** Begin PROVIDED MATERIAL **

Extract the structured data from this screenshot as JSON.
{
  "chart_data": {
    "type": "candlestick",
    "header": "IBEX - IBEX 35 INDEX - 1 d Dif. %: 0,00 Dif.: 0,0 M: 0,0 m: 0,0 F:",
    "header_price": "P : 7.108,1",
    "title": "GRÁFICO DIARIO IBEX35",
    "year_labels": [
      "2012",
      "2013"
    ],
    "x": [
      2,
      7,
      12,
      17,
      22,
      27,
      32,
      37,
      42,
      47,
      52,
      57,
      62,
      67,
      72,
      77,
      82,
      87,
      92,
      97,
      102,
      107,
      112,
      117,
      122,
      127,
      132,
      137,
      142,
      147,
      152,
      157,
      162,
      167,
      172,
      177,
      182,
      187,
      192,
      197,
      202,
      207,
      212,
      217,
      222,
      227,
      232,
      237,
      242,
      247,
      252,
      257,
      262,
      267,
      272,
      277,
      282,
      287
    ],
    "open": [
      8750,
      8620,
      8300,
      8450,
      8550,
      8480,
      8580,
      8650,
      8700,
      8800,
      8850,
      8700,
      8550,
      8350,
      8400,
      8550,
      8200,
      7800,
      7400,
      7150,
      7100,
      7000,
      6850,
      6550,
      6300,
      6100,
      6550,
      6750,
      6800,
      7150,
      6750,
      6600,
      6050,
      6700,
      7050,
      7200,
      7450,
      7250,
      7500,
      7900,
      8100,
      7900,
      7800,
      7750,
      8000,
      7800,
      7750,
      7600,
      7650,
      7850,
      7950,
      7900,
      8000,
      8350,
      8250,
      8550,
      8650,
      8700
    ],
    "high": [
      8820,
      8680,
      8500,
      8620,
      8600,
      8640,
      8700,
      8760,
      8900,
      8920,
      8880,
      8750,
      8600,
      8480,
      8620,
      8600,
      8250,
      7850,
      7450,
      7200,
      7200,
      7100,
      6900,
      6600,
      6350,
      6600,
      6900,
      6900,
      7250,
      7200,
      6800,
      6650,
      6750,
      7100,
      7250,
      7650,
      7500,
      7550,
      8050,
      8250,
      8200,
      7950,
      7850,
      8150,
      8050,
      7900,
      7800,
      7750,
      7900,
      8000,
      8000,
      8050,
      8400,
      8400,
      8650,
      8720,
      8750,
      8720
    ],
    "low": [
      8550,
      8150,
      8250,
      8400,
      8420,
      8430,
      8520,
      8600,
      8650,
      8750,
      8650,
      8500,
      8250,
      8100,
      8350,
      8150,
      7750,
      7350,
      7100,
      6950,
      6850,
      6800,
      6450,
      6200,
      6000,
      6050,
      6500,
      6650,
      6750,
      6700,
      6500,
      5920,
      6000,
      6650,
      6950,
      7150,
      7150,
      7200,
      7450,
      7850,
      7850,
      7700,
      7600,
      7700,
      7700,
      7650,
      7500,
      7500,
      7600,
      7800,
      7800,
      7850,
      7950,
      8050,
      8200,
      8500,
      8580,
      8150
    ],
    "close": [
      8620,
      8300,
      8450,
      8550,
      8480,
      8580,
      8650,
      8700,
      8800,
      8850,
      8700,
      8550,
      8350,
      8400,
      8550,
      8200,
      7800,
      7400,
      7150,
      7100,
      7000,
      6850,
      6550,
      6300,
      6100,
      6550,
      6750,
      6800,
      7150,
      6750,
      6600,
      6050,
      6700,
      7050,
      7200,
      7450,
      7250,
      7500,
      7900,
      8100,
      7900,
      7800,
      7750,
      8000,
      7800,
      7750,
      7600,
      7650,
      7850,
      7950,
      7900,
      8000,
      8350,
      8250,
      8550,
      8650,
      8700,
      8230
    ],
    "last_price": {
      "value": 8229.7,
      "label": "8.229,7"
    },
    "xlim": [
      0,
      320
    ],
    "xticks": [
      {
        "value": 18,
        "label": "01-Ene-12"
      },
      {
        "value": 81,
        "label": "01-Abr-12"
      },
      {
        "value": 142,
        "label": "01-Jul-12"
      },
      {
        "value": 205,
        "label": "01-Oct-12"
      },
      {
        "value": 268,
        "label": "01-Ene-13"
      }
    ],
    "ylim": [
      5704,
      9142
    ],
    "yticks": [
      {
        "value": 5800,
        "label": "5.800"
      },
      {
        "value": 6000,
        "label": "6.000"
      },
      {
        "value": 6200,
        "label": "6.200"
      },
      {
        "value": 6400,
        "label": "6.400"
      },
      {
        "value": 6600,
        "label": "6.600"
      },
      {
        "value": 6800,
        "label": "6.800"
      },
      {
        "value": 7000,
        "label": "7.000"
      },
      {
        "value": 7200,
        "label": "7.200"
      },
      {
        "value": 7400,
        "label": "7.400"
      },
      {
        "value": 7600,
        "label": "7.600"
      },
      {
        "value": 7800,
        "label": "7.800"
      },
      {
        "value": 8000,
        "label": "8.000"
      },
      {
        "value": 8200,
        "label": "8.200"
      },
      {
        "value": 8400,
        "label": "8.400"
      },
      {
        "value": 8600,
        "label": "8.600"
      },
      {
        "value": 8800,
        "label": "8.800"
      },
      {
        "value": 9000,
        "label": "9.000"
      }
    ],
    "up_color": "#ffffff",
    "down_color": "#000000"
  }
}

** End PROVIDED MATERIAL **

* DO THIS
Recopy the entries above exactly, with every line included.

* PROBLEM SOLUTION
Extract the structured data from this screenshot as JSON.
{
  "chart_data": {
    "type": "candlestick",
    "header": "IBEX - IBEX 35 INDEX - 1 d Dif. %: 0,00 Dif.: 0,0 M: 0,0 m: 0,0 F:",
    "header_price": "P : 7.108,1",
    "title": "GRÁFICO DIARIO IBEX35",
    "year_labels": [
      "2012",
      "2013"
    ],
    "x": [
      2,
      7,
      12,
      17,
      22,
      27,
      32,
      37,
      42,
      47,
      52,
      57,
      62,
      67,
      72,
      77,
      82,
      87,
      92,
      97,
      102,
      107,
      112,
      117,
      122,
      127,
      132,
      137,
      142,
      147,
      152,
      157,
      162,
      167,
      172,
      177,
      182,
      187,
      192,
      197,
      202,
      207,
      212,
      217,
      222,
      227,
      232,
      237,
      242,
      247,
      252,
      257,
      262,
      267,
      272,
      277,
      282,
      287
    ],
    "open": [
      8750,
      8620,
      8300,
      8450,
      8550,
      8480,
      8580,
      8650,
      8700,
      8800,
      8850,
      8700,
      8550,
      8350,
      8400,
      8550,
      8200,
      7800,
      7400,
      7150,
      7100,
      7000,
      6850,
      6550,
      6300,
      6100,
      6550,
      6750,
      6800,
      7150,
      6750,
      6600,
      6050,
      6700,
      7050,
      7200,
      7450,
      7250,
      7500,
      7900,
      8100,
      7900,
      7800,
      7750,
      8000,
      7800,
      7750,
      7600,
      7650,
      7850,
      7950,
      7900,
      8000,
      8350,
      8250,
      8550,
      8650,
      8700
    ],
    "high": [
      8820,
      8680,
      8500,
      8620,
      8600,
      8640,
      8700,
      8760,
      8900,
      8920,
      8880,
      8750,
      8600,
      8480,
      8620,
      8600,
      8250,
      7850,
      7450,
      7200,
      7200,
      7100,
      6900,
      6600,
      6350,
      6600,
      6900,
      6900,
      7250,
      7200,
      6800,
      6650,
      6750,
      7100,
      7250,
      7650,
      7500,
      7550,
      8050,
      8250,
      8200,
      7950,
      7850,
      8150,
      8050,
      7900,
      7800,
      7750,
      7900,
      8000,
      8000,
      8050,
      8400,
      8400,
      8650,
      8720,
      8750,
      8720
    ],
    "low": [
      8550,
      8150,
      8250,
      8400,
      8420,
      8430,
      8520,
      8600,
      8650,
      8750,
      8650,
      8500,
      8250,
      8100,
      8350,
      8150,
      7750,
      7350,
      7100,
      6950,
      6850,
      6800,
      6450,
      6200,
      6000,
      6050,
      6500,
      6650,
      6750,
      6700,
      6500,
      5920,
      6000,
      6650,
      6950,
      7150,
      7150,
      7200,
      7450,
      7850,
      7850,
      7700,
      7600,
      7700,
      7700,
      7650,
      7500,
      7500,
      7600,
      7800,
      7800,
      7850,
      7950,
      8050,
      8200,
      8500,
      8580,
      8150
    ],
    "close": [
      8620,
      8300,
      8450,
      8550,
      8480,
      8580,
      8650,
      8700,
      8800,
      8850,
      8700,
      8550,
      8350,
      8400,
      8550,
      8200,
      7800,
      7400,
      7150,
      7100,
      7000,
      6850,
      6550,
      6300,
      6100,
      6550,
      6750,
      6800,
      7150,
      6750,
      6600,
      6050,
      6700,
      7050,
      7200,
      7450,
      7250,
      7500,
      7900,
      8100,
      7900,
      7800,
      7750,
      8000,
      7800,
      7750,
      7600,
      7650,
      7850,
      7950,
      7900,
      8000,
      8350,
      8250,
      8550,
      8650,
      8700,
      8230
    ],
    "last_price": {
      "value": 8229.7,
      "label": "8.229,7"
    },
    "xlim": [
      0,
      320
    ],
    "xticks": [
      {
        "value": 18,
        "label": "01-Ene-12"
      },
      {
        "value": 81,
        "label": "01-Abr-12"
      },
      {
        "value": 142,
        "label": "01-Jul-12"
      },
      {
        "value": 205,
        "label": "01-Oct-12"
      },
      {
        "value": 268,
        "label": "01-Ene-13"
      }
    ],
    "ylim": [
      5704,
      9142
    ],
    "yticks": [
      {
        "value": 5800,
        "label": "5.800"
      },
      {
        "value": 6000,
        "label": "6.000"
      },
      {
        "value": 6200,
        "label": "6.200"
      },
      {
        "value": 6400,
        "label": "6.400"
      },
      {
        "value": 6600,
        "label": "6.600"
      },
      {
        "value": 6800,
        "label": "6.800"
      },
      {
        "value": 7000,
        "label": "7.000"
      },
      {
        "value": 7200,
        "label": "7.200"
      },
      {
        "value": 7400,
        "label": "7.400"
      },
      {
        "value": 7600,
        "label": "7.600"
      },
      {
        "value": 7800,
        "label": "7.800"
      },
      {
        "value": 8000,
        "label": "8.000"
      },
      {
        "value": 8200,
        "label": "8.200"
      },
      {
        "value": 8400,
        "label": "8.400"
      },
      {
        "value": 8600,
        "label": "8.600"
      },
      {
        "value": 8800,
        "label": "8.800"
      },
      {
        "value": 9000,
        "label": "9.000"
      }
    ],
    "up_color": "#ffffff",
    "down_color": "#000000"
  }
}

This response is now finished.